> **DATA PROVIDED**:
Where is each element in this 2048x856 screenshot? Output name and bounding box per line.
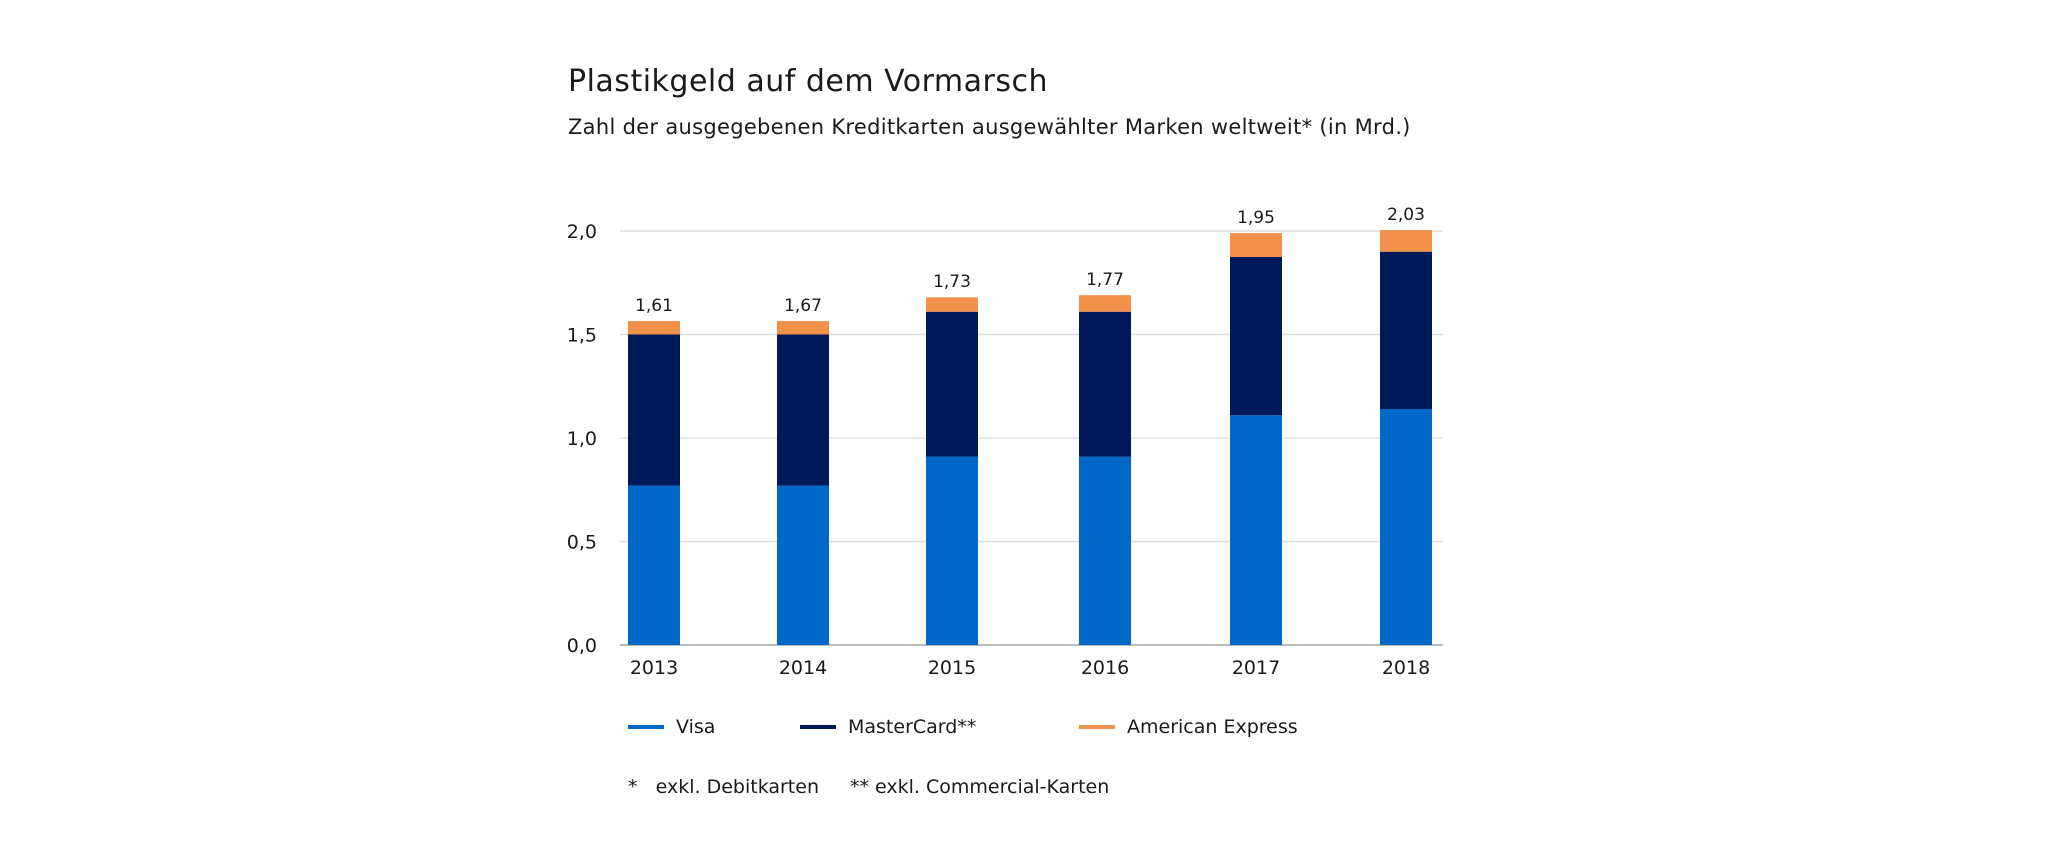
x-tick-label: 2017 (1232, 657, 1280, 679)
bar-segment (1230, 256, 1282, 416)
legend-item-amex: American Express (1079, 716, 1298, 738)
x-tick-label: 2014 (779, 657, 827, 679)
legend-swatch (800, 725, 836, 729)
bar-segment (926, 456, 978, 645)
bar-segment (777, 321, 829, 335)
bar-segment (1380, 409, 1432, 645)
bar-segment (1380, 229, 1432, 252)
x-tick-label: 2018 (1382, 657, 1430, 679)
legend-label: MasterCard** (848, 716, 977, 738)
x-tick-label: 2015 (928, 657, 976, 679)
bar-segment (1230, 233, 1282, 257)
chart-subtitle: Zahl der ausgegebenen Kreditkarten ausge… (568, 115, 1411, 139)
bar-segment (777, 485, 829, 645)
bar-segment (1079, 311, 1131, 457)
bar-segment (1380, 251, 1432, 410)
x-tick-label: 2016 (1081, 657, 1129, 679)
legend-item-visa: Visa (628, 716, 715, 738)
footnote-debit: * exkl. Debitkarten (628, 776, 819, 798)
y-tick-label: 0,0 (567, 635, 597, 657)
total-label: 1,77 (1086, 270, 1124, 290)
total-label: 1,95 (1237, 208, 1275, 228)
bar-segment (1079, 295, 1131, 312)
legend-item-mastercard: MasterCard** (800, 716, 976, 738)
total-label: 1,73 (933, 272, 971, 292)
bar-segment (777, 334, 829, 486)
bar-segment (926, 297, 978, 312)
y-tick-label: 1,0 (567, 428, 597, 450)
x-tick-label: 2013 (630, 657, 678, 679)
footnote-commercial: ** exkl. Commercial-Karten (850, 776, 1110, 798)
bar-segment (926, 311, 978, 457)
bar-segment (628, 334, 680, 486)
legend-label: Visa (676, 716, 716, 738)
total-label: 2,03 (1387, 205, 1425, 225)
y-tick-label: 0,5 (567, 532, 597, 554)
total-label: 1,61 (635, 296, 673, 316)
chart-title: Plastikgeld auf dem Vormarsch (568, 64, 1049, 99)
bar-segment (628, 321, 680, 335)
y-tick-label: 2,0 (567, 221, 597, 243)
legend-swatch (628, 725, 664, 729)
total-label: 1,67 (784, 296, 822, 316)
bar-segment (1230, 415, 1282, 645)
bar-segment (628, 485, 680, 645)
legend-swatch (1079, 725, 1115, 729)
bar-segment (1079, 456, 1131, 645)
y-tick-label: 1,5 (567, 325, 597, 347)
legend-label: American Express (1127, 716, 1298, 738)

...

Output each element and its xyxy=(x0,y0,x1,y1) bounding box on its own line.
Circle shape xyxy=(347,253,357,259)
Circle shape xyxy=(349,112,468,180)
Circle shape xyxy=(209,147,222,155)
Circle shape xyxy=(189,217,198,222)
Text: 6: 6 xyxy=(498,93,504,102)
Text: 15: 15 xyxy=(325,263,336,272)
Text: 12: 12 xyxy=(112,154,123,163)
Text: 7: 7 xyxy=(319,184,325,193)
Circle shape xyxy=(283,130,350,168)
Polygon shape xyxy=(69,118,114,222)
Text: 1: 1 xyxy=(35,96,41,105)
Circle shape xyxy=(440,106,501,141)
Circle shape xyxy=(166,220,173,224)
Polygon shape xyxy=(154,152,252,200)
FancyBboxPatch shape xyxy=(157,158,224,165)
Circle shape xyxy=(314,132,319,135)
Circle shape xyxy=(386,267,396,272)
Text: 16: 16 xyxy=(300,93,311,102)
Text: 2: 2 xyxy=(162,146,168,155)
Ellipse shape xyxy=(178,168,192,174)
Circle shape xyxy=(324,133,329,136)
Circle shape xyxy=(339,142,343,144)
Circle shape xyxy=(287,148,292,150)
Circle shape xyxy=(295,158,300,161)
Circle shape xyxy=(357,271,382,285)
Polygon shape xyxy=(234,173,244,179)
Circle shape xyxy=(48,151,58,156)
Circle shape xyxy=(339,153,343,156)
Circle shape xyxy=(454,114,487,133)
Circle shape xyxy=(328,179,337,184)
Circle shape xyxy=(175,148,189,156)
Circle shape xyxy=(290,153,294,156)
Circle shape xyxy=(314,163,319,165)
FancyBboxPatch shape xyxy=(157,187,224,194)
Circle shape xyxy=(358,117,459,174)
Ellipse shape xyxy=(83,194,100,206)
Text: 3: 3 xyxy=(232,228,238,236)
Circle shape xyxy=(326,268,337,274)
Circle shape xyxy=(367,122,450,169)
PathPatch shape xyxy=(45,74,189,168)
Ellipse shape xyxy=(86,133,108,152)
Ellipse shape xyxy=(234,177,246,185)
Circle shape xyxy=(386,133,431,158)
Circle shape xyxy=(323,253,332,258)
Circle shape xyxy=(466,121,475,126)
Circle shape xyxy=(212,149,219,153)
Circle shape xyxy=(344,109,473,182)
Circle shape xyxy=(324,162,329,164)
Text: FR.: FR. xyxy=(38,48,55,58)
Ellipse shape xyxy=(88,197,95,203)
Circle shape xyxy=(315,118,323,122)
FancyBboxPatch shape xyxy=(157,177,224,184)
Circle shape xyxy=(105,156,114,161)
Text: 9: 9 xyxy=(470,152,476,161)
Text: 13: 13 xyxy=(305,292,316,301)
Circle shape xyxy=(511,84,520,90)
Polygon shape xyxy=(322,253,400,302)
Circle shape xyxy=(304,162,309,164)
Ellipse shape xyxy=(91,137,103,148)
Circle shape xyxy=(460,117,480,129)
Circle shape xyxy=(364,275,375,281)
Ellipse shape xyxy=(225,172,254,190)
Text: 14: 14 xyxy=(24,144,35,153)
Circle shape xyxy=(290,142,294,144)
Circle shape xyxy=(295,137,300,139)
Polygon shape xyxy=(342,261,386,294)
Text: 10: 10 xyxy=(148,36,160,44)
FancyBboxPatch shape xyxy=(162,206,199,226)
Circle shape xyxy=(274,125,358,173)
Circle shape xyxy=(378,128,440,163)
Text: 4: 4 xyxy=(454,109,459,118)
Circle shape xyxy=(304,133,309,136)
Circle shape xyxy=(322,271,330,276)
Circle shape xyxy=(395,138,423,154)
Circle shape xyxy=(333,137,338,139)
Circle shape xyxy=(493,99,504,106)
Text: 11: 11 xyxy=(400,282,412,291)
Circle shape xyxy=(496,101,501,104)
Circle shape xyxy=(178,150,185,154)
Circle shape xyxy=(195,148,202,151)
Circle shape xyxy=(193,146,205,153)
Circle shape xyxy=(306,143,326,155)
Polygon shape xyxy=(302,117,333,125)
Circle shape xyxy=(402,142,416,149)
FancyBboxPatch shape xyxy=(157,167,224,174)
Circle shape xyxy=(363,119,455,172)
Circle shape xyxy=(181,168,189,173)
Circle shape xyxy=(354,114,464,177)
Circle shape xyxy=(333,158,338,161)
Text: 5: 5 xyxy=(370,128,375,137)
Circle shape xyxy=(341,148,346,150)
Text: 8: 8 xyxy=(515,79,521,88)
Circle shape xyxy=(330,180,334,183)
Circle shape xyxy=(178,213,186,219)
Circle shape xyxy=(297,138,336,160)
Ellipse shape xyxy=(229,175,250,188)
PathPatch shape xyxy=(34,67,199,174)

> **TO BE DONE**:
Repeat the data starting at the line containing "x-tick-label: 2017 (1232, 657, 1280, 679)" and ending at the line containing "legend-item-visa: Visa (628, 716, 715, 738)", both included, reproducing each line without any change.

> **ANSWER IN FULL**:
x-tick-label: 2017 (1232, 657, 1280, 679)
bar-segment (1230, 256, 1282, 416)
legend-item-amex: American Express (1079, 716, 1298, 738)
x-tick-label: 2014 (779, 657, 827, 679)
legend-swatch (800, 725, 836, 729)
bar-segment (926, 456, 978, 645)
bar-segment (777, 321, 829, 335)
bar-segment (1380, 409, 1432, 645)
bar-segment (1380, 229, 1432, 252)
x-tick-label: 2018 (1382, 657, 1430, 679)
legend-label: MasterCard** (848, 716, 977, 738)
x-tick-label: 2015 (928, 657, 976, 679)
bar-segment (1230, 233, 1282, 257)
chart-subtitle: Zahl der ausgegebenen Kreditkarten ausge… (568, 115, 1411, 139)
bar-segment (777, 485, 829, 645)
bar-segment (1079, 311, 1131, 457)
bar-segment (1380, 251, 1432, 410)
x-tick-label: 2016 (1081, 657, 1129, 679)
legend-item-visa: Visa (628, 716, 715, 738)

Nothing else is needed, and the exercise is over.